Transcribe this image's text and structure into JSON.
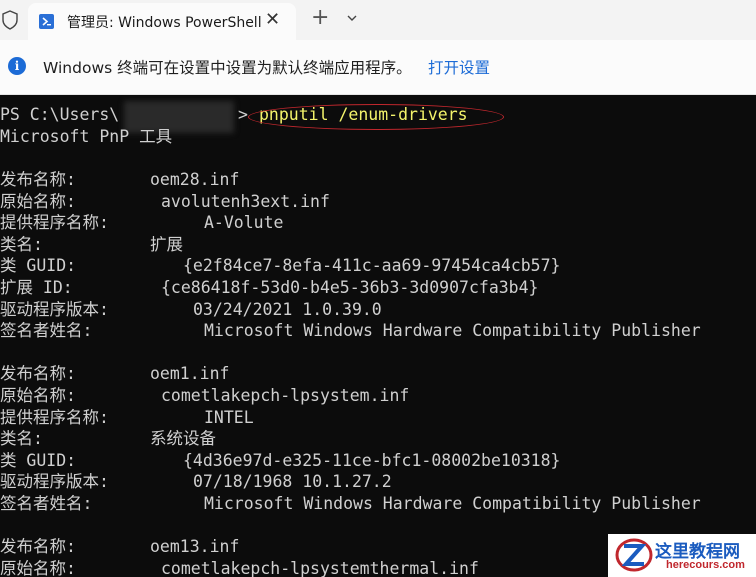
{
  "tab": {
    "title": "管理员: Windows PowerShell",
    "close": "✕"
  },
  "toolbar": {
    "new_tab": "+"
  },
  "infobar": {
    "message": "Windows 终端可在设置中设置为默认终端应用程序。",
    "link": "打开设置"
  },
  "terminal": {
    "prompt": "PS C:\\Users\\",
    "prompt_end": ">",
    "command": "pnputil /enum-drivers",
    "tool_line": "Microsoft PnP 工具",
    "lines": [
      {
        "label": "发布名称:",
        "value": "oem28.inf",
        "offset": 150
      },
      {
        "label": "原始名称:",
        "value": "avolutenh3ext.inf",
        "offset": 161
      },
      {
        "label": "提供程序名称:",
        "value": "A-Volute",
        "offset": 204
      },
      {
        "label": "类名:",
        "value": "扩展",
        "offset": 150
      },
      {
        "label": "类 GUID:",
        "value": "{e2f84ce7-8efa-411c-aa69-97454ca4cb57}",
        "offset": 183
      },
      {
        "label": "扩展 ID:",
        "value": "{ce86418f-53d0-b4e5-36b3-3d0907cfa3b4}",
        "offset": 161
      },
      {
        "label": "驱动程序版本:",
        "value": "03/24/2021 1.0.39.0",
        "offset": 193
      },
      {
        "label": "签名者姓名:",
        "value": "Microsoft Windows Hardware Compatibility Publisher",
        "offset": 204
      },
      {
        "label": "",
        "value": "",
        "offset": 0
      },
      {
        "label": "发布名称:",
        "value": "oem1.inf",
        "offset": 150
      },
      {
        "label": "原始名称:",
        "value": "cometlakepch-lpsystem.inf",
        "offset": 161
      },
      {
        "label": "提供程序名称:",
        "value": "INTEL",
        "offset": 204
      },
      {
        "label": "类名:",
        "value": "系统设备",
        "offset": 150
      },
      {
        "label": "类 GUID:",
        "value": "{4d36e97d-e325-11ce-bfc1-08002be10318}",
        "offset": 183
      },
      {
        "label": "驱动程序版本:",
        "value": "07/18/1968 10.1.27.2",
        "offset": 193
      },
      {
        "label": "签名者姓名:",
        "value": "Microsoft Windows Hardware Compatibility Publisher",
        "offset": 204
      },
      {
        "label": "",
        "value": "",
        "offset": 0
      },
      {
        "label": "发布名称:",
        "value": "oem13.inf",
        "offset": 150
      },
      {
        "label": "原始名称:",
        "value": "cometlakepch-lpsystemthermal.inf",
        "offset": 161
      }
    ]
  },
  "watermark": {
    "name": "这里教程网",
    "url": "herecours.com"
  },
  "colors": {
    "accent": "#1c6bd6",
    "terminal_bg": "#0c0c0c",
    "annotation": "#c0272d"
  }
}
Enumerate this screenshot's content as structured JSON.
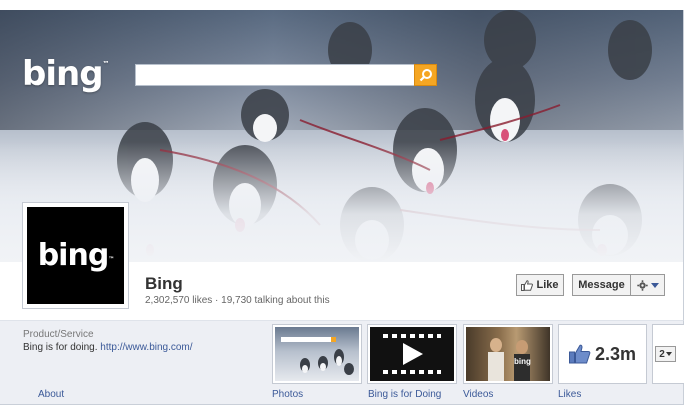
{
  "cover": {
    "logo_text": "bing",
    "logo_mark": "™",
    "search": {
      "value": "",
      "placeholder": "",
      "icon": "search-icon",
      "accent": "#f5a623"
    }
  },
  "profile": {
    "logo_text": "bing",
    "logo_mark": "™",
    "name": "Bing",
    "stats": "2,302,570 likes · 19,730 talking about this"
  },
  "actions": {
    "like_label": "Like",
    "message_label": "Message",
    "gear_icon": "gear-icon"
  },
  "info": {
    "category": "Product/Service",
    "about_text": "Bing is for doing.",
    "about_link": "http://www.bing.com/"
  },
  "apps": {
    "photos_label": "Photos",
    "bing_is_for_doing_label": "Bing is for Doing",
    "videos_label": "Videos",
    "likes_label": "Likes",
    "likes_count": "2.3m",
    "more_count": "2",
    "about_label": "About",
    "video_watermark": "bing"
  },
  "colors": {
    "link": "#3b5998",
    "cover_logo": "#ffffff",
    "profile_bg": "#000000",
    "search_btn": "#f5a623"
  }
}
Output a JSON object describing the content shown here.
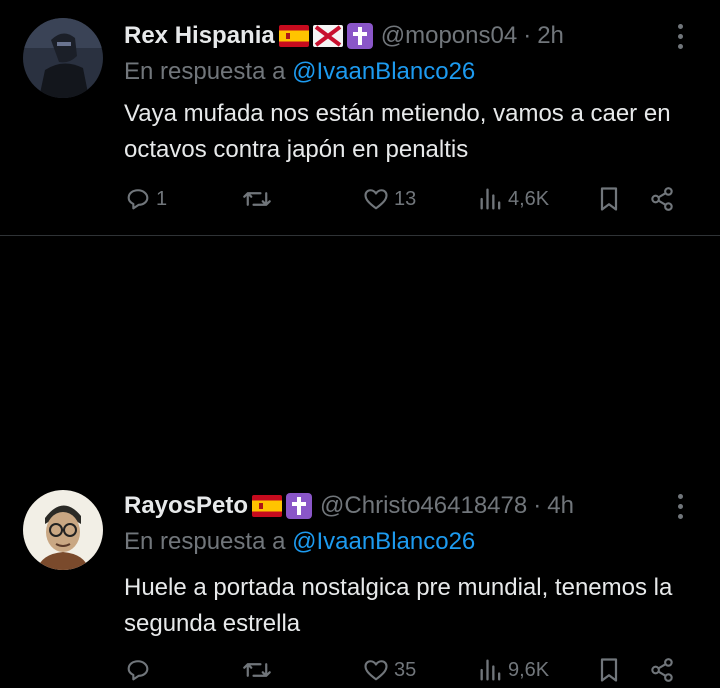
{
  "tweets": [
    {
      "display_name": "Rex Hispania",
      "handle": "@mopons04",
      "separator": "·",
      "time": "2h",
      "reply_prefix": "En respuesta a",
      "reply_mention": "@IvaanBlanco26",
      "text": "Vaya mufada nos están metiendo, vamos a caer en octavos contra japón en penaltis",
      "replies": "1",
      "retweets": "",
      "likes": "13",
      "views": "4,6K",
      "badges": [
        "spain-flag",
        "burgundy-cross-flag",
        "cross-emoji"
      ]
    },
    {
      "display_name": "RayosPeto",
      "handle": "@Christo46418478",
      "separator": "·",
      "time": "4h",
      "reply_prefix": "En respuesta a",
      "reply_mention": "@IvaanBlanco26",
      "text": "Huele a portada nostalgica pre mundial, tenemos la segunda estrella",
      "replies": "",
      "retweets": "",
      "likes": "35",
      "views": "9,6K",
      "badges": [
        "spain-flag",
        "cross-emoji"
      ]
    }
  ],
  "colors": {
    "background": "#000000",
    "text": "#e7e9ea",
    "muted": "#71767b",
    "link": "#1d9bf0",
    "divider": "#2f3336"
  }
}
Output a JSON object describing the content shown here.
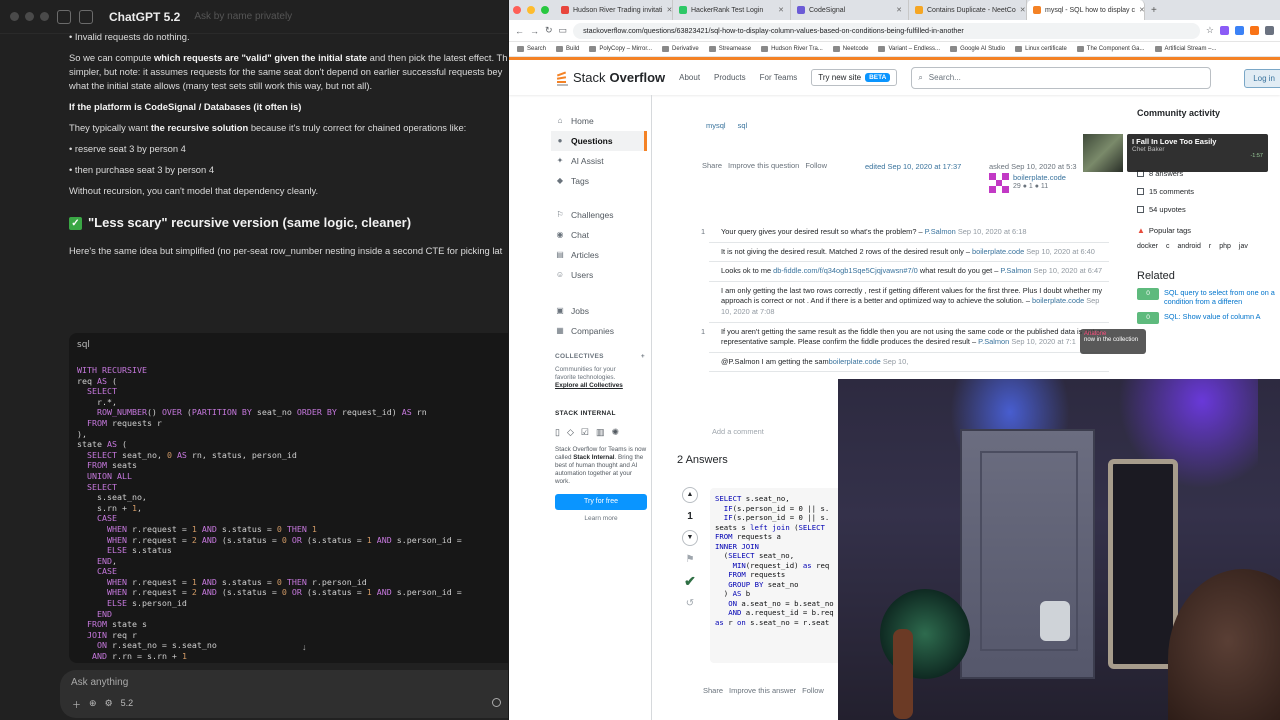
{
  "chat": {
    "model": "ChatGPT 5.2",
    "model_sub": "Ask by name privately",
    "lines": [
      {
        "html": "• Invalid requests do nothing."
      },
      {
        "html": ""
      },
      {
        "html": "So we can compute <b>which requests are \"valid\" given the initial state</b> and then pick the latest effect. Th"
      },
      {
        "html": "simpler, but note: it assumes requests for the same seat don't depend on earlier successful requests bey"
      },
      {
        "html": "what the initial state allows (many test sets still work this way, but not all)."
      },
      {
        "html": ""
      },
      {
        "html": "<b>If the platform is CodeSignal / Databases (it often is)</b>"
      },
      {
        "html": ""
      },
      {
        "html": "They typically want <b>the recursive solution</b> because it's truly correct for chained operations like:"
      },
      {
        "html": ""
      },
      {
        "html": "• reserve seat 3 by person 4"
      },
      {
        "html": ""
      },
      {
        "html": "• then purchase seat 3 by person 4"
      },
      {
        "html": ""
      },
      {
        "html": "Without recursion, you can't model that dependency cleanly."
      }
    ],
    "heading": "\"Less scary\" recursive version (same logic, cleaner)",
    "intro": "Here's the same idea but simplified (no per-seat row_number nesting inside a second CTE for picking lat",
    "code_lang": "sql",
    "code": "WITH RECURSIVE\nreq AS (\n  SELECT\n    r.*,\n    ROW_NUMBER() OVER (PARTITION BY seat_no ORDER BY request_id) AS rn\n  FROM requests r\n),\nstate AS (\n  SELECT seat_no, 0 AS rn, status, person_id\n  FROM seats\n  UNION ALL\n  SELECT\n    s.seat_no,\n    s.rn + 1,\n    CASE\n      WHEN r.request = 1 AND s.status = 0 THEN 1\n      WHEN r.request = 2 AND (s.status = 0 OR (s.status = 1 AND s.person_id =\n      ELSE s.status\n    END,\n    CASE\n      WHEN r.request = 1 AND s.status = 0 THEN r.person_id\n      WHEN r.request = 2 AND (s.status = 0 OR (s.status = 1 AND s.person_id =\n      ELSE s.person_id\n    END\n  FROM state s\n  JOIN req r\n    ON r.seat_no = s.seat_no\n   AND r.rn = s.rn + 1\n)",
    "ask_placeholder": "Ask anything",
    "ask_model": "5.2"
  },
  "browser": {
    "tabs": [
      {
        "label": "Hudson River Trading invitati",
        "color": "#e8453c",
        "active": false
      },
      {
        "label": "HackerRank Test Login",
        "color": "#2ec866",
        "active": false
      },
      {
        "label": "CodeSignal",
        "color": "#6b5bd6",
        "active": false
      },
      {
        "label": "Contains Duplicate - NeetCo",
        "color": "#f5a623",
        "active": false
      },
      {
        "label": "mysql - SQL how to display c",
        "color": "#f48225",
        "active": true
      }
    ],
    "url": "stackoverflow.com/questions/63823421/sql-how-to-display-column-values-based-on-conditions-being-fulfilled-in-another",
    "bookmarks": [
      "Search",
      "Build",
      "PolyCopy – Mirror...",
      "Derivative",
      "Streamease",
      "Hudson River Tra...",
      "Neetcode",
      "Variant – Endless...",
      "Google AI Studio",
      "Linux certificate",
      "The Component Ga...",
      "Artificial Stream –..."
    ]
  },
  "so": {
    "logo_a": "Stack",
    "logo_b": "Overflow",
    "nav": [
      "About",
      "Products",
      "For Teams"
    ],
    "try_new": "Try new site",
    "beta": "BETA",
    "search_placeholder": "Search...",
    "login": "Log in",
    "left_nav": [
      {
        "label": "Home",
        "icon": "⌂",
        "active": false
      },
      {
        "label": "Questions",
        "icon": "●",
        "active": true
      },
      {
        "label": "AI Assist",
        "icon": "✦",
        "active": false
      },
      {
        "label": "Tags",
        "icon": "◆",
        "active": false
      }
    ],
    "left_nav2": [
      {
        "label": "Challenges",
        "icon": "⚐"
      },
      {
        "label": "Chat",
        "icon": "◉"
      },
      {
        "label": "Articles",
        "icon": "▤"
      },
      {
        "label": "Users",
        "icon": "☺"
      }
    ],
    "left_nav3": [
      {
        "label": "Jobs",
        "icon": "▣"
      },
      {
        "label": "Companies",
        "icon": "▦"
      }
    ],
    "collectives": "COLLECTIVES",
    "collectives_desc": "Communities for your favorite technologies.",
    "explore": "Explore all Collectives",
    "so_internal": "STACK INTERNAL",
    "so_internal_desc_a": "Stack Overflow for Teams is now called ",
    "so_internal_desc_b": "Stack Internal",
    "so_internal_desc_c": ". Bring the best of human thought and AI automation together at your work.",
    "try_free": "Try for free",
    "learn_more": "Learn more",
    "tags": [
      "mysql",
      "sql"
    ],
    "post_menu": [
      "Share",
      "Improve this question",
      "Follow"
    ],
    "edited": "edited Sep 10, 2020 at 17:37",
    "asked": "asked Sep 10, 2020 at 5:3",
    "asker": "boilerplate.code",
    "asker_rep": "29 ● 1 ● 11",
    "comments": [
      {
        "score": "1",
        "text": "Your query gives your desired result so what's the problem? – ",
        "user": "P.Salmon",
        "date": " Sep 10, 2020 at 6:18"
      },
      {
        "score": "",
        "text": "It is not giving the desired result. Matched 2 rows of the desired result only – ",
        "user": "boilerplate.code",
        "date": " Sep 10, 2020 at 6:40"
      },
      {
        "score": "",
        "text": "Looks ok to me ",
        "link": "db-fiddle.com/f/q34ogb1Sqe5Cjqjvawsn#7/0",
        "text2": " what result do you get – ",
        "user": "P.Salmon",
        "date": " Sep 10, 2020 at 6:47"
      },
      {
        "score": "",
        "text": "I am only getting the last two rows correctly , rest if getting different values for the first three. Plus I doubt whether my approach is correct or not . And if there is a better and optimized way to achieve the solution. – ",
        "user": "boilerplate.code",
        "date": " Sep 10, 2020 at 7:08"
      },
      {
        "score": "1",
        "text": "If you aren't getting the same result as the fiddle then you are not using the same code or the published data is not a representative sample. Please confirm the fiddle produces the desired result – ",
        "user": "P.Salmon",
        "date": " Sep 10, 2020 at 7:1"
      },
      {
        "score": "",
        "text": "@P.Salmon I am getting the sam",
        "user": "boilerplate.code",
        "date": " Sep 10,"
      }
    ],
    "add_comment": "Add a comment",
    "answers_heading": "2 Answers",
    "answer_score": "1",
    "answer_code": "SELECT s.seat_no,\n  IF(s.person_id = 0 || s.\n  IF(s.person_id = 0 || s.\nseats s left join (SELECT\nFROM requests a\nINNER JOIN\n  (SELECT seat_no,\n    MIN(request_id) as req\n   FROM requests\n   GROUP BY seat_no\n  ) AS b\n   ON a.seat_no = b.seat_no\n   AND a.request_id = b.req\nas r on s.seat_no = r.seat",
    "answer_menu": [
      "Share",
      "Improve this answer",
      "Follow"
    ],
    "community": "Community activity",
    "stats": [
      "8 answers",
      "15 comments",
      "54 upvotes"
    ],
    "popular_tags": "Popular tags",
    "pop_tags": [
      "docker",
      "c",
      "android",
      "r",
      "php",
      "jav"
    ],
    "related": "Related",
    "related_items": [
      {
        "score": "0",
        "title": "SQL query to select from one on a condition from a differen"
      },
      {
        "score": "0",
        "title": "SQL: Show value of column A"
      }
    ]
  },
  "overlay": {
    "song": "I Fall In Love Too Easily",
    "artist": "Chet Baker",
    "time": "-1:57",
    "ariatone": "Ariatone",
    "ariatone_sub": "now in the collection"
  }
}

_ _ _ _ _

Copy all lines from the data that hold the word "what".

§ **Result**:
        "html": "what the initial state allows (many test sets still work this way, but not all)."
        "text": "Your query gives your desired result so what's the problem? – ",
        "text2": " what result do you get – ",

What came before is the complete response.